(Figure dataset records)

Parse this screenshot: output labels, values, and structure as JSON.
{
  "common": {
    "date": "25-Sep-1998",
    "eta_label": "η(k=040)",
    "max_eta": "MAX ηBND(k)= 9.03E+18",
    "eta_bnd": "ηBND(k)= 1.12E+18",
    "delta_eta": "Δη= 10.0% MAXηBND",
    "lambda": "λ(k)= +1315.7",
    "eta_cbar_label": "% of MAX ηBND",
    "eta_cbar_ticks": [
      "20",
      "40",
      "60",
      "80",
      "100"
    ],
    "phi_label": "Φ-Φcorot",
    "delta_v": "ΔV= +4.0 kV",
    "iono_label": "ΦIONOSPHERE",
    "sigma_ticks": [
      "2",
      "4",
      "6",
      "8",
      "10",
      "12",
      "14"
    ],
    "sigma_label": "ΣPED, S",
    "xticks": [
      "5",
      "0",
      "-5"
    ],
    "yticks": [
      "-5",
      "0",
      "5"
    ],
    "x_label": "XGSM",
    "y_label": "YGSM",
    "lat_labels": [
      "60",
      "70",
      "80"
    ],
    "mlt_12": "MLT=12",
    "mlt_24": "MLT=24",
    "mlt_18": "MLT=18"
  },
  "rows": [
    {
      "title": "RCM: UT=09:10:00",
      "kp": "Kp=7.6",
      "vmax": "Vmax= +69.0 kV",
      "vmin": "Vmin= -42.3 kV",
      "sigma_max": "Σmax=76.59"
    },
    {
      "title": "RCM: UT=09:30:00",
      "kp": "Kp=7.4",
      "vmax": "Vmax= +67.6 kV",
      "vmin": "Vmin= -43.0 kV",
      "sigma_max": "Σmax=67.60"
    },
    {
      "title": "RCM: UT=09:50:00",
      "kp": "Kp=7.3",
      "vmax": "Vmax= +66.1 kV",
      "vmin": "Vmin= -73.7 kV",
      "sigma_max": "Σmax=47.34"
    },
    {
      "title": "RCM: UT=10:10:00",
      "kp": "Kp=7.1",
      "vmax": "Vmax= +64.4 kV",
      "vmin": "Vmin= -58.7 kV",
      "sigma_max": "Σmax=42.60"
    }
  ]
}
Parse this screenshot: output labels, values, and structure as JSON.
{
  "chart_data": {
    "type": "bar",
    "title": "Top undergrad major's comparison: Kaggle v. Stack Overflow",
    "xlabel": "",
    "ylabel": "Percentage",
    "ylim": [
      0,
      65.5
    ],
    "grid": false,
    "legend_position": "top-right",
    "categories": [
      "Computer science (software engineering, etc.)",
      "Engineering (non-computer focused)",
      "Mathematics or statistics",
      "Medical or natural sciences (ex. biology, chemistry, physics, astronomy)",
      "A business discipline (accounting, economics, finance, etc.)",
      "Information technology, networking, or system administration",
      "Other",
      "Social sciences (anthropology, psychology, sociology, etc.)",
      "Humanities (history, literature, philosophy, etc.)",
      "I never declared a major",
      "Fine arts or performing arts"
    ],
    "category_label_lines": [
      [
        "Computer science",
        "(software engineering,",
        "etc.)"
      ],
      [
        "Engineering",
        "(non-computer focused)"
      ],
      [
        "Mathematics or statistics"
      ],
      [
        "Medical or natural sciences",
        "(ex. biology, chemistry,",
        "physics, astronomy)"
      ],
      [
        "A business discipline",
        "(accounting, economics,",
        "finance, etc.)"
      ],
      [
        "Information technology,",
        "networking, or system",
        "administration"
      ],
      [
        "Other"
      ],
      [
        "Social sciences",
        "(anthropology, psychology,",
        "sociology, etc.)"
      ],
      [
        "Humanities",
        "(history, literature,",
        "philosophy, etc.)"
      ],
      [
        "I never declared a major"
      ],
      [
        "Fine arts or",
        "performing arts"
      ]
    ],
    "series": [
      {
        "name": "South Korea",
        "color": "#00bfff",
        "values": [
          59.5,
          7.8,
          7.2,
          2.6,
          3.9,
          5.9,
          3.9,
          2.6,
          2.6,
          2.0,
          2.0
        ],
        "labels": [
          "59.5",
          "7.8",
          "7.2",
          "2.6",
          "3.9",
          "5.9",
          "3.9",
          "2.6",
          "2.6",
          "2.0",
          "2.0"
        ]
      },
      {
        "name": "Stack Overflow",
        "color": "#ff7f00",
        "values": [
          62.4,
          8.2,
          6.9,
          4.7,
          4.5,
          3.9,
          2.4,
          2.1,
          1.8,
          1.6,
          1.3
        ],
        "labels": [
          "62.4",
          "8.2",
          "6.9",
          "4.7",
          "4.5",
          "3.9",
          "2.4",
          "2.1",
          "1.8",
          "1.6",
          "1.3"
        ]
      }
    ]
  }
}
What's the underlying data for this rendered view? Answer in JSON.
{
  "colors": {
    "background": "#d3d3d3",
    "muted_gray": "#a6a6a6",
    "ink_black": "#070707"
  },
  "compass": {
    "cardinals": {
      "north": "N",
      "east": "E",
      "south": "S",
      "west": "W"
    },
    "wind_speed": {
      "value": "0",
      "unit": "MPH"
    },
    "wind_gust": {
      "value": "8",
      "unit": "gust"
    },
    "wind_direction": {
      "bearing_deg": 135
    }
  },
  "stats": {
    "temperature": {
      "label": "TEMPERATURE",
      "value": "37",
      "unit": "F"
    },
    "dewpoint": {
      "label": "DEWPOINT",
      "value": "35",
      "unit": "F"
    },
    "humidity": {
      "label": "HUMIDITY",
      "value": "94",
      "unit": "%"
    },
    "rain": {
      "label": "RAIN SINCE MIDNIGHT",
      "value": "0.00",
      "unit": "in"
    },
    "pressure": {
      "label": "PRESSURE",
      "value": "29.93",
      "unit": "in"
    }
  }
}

#### TASK DESCRIPTION
Copy out each line of the records where the string "philosophy" appears.

#### CORRECT RESULT
      "Humanities (history, literature, philosophy, etc.)",
        "philosophy, etc.)"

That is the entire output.